> INSTRUCTIONS TO FOLLOW
Find all the lines with "SRMTID" and gather them.

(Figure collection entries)
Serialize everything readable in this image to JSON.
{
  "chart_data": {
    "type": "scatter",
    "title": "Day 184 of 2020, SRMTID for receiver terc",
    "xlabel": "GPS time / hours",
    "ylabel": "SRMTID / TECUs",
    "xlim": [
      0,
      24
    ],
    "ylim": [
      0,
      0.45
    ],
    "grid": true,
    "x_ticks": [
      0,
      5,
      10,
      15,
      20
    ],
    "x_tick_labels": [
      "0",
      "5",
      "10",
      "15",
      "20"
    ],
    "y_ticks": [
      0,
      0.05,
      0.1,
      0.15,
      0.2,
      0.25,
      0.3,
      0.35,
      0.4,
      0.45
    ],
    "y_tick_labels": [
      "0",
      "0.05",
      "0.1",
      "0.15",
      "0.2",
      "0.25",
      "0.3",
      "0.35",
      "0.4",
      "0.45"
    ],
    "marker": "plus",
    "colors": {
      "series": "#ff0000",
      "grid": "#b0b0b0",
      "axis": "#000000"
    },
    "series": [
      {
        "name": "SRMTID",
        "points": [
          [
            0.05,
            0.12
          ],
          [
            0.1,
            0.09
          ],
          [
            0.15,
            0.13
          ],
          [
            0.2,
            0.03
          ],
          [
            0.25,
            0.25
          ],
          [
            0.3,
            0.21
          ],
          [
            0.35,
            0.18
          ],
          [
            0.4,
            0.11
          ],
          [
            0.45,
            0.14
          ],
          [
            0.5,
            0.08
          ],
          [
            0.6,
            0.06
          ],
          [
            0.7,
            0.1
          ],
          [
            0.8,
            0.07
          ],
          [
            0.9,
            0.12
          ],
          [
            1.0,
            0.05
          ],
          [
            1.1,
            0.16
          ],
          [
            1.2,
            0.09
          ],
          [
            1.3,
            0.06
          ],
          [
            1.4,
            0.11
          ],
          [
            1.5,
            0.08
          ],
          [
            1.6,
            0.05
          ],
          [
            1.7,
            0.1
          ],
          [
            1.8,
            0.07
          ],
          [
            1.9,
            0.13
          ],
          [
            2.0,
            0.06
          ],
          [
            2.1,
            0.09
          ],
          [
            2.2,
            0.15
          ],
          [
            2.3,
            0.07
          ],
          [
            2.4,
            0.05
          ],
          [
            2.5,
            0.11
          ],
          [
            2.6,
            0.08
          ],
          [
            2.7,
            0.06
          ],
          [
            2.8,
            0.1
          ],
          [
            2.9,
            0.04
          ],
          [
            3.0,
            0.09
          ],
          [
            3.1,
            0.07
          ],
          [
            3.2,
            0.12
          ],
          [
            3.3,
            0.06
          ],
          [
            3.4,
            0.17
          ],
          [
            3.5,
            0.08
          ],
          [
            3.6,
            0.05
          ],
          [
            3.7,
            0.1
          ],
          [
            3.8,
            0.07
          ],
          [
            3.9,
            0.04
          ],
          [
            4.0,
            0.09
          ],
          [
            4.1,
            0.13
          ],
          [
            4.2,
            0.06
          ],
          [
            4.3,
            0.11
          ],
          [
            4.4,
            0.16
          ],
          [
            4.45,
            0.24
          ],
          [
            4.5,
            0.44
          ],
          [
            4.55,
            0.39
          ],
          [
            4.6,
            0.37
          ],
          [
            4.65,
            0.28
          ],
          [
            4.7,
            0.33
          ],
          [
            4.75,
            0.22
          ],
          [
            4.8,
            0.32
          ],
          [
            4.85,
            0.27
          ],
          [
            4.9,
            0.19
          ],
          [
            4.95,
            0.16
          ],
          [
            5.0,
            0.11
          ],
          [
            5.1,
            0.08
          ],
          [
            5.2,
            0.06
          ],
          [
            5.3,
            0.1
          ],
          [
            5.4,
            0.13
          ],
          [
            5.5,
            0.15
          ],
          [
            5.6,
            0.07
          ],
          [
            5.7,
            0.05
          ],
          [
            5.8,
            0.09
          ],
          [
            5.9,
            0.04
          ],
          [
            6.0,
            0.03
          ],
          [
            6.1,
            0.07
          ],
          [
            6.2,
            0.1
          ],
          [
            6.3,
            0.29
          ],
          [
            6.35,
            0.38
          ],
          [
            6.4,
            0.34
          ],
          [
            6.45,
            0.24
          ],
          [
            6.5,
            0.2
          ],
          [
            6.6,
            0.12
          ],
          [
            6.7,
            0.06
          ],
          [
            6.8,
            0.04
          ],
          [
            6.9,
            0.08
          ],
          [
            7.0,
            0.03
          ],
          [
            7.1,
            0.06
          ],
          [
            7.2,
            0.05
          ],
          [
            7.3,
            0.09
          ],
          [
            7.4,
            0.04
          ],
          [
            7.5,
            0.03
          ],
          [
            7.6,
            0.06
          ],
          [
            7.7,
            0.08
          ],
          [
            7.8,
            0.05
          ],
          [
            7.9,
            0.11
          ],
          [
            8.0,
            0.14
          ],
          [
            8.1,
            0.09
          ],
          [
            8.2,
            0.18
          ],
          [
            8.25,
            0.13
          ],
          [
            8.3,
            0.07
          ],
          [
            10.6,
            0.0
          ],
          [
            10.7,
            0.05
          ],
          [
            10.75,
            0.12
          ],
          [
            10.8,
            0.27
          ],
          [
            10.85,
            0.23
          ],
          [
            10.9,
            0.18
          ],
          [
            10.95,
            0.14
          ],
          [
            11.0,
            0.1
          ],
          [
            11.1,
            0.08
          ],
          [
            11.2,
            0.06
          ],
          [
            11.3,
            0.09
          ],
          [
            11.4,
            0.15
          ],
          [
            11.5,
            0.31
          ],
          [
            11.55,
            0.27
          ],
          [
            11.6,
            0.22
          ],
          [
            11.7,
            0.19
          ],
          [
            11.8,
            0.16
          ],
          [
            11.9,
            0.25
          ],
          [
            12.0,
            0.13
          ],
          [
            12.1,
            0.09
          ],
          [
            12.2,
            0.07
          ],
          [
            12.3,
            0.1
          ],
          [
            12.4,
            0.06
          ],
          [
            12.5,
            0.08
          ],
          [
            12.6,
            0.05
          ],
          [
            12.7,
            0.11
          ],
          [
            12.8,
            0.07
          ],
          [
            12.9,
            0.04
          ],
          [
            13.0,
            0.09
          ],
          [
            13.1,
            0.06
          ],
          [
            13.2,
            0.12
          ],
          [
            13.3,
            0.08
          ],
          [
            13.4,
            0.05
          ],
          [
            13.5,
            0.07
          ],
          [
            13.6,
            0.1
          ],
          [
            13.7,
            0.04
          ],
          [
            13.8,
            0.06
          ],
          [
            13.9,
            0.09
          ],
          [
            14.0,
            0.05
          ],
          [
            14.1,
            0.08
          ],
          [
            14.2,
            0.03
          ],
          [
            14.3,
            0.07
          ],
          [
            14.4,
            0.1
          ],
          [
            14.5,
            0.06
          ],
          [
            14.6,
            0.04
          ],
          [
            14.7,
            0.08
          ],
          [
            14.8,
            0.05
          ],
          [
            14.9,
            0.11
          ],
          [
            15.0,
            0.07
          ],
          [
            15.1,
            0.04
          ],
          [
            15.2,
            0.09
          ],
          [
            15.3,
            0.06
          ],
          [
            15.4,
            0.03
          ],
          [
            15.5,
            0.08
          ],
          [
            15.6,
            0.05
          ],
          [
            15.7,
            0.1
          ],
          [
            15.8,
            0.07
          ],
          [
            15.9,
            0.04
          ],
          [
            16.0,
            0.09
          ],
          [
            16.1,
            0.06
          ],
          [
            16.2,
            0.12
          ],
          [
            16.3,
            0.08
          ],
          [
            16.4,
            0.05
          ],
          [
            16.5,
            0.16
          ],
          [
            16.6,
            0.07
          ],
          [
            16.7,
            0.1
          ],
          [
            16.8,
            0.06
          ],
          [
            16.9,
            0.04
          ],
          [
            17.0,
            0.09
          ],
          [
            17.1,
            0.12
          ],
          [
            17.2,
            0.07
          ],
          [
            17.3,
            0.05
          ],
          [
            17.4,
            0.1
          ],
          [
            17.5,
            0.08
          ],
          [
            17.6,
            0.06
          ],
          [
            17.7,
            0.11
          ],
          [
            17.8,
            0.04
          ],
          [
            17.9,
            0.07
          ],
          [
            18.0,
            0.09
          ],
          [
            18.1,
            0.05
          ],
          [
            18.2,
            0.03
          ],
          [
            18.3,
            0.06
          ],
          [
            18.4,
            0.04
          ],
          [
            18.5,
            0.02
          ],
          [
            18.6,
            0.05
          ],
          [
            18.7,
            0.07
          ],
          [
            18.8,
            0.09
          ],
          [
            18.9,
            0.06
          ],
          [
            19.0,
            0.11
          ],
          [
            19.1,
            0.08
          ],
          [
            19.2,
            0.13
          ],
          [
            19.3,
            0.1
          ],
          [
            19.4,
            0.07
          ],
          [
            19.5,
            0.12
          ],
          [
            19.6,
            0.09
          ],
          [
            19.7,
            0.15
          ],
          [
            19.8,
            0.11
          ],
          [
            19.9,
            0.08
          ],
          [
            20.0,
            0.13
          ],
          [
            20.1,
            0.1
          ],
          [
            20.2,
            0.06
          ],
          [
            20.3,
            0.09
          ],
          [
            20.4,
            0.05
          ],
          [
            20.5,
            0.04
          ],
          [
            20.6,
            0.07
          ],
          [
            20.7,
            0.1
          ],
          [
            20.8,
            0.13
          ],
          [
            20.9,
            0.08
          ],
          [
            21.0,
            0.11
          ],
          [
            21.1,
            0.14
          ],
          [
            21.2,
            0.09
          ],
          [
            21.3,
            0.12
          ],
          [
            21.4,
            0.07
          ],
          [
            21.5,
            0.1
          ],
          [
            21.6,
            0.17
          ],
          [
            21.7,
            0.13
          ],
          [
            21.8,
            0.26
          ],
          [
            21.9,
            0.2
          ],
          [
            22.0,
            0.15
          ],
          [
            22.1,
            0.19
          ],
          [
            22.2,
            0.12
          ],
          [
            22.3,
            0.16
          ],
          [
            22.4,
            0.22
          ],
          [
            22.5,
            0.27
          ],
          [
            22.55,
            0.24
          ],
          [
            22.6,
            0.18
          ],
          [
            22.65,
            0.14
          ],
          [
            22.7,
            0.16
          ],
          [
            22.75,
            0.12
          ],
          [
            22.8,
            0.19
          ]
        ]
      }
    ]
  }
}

> RESPONSE TO THIS EXERCISE
    "title": "Day 184 of 2020, SRMTID for receiver terc",
    "ylabel": "SRMTID / TECUs",
        "name": "SRMTID",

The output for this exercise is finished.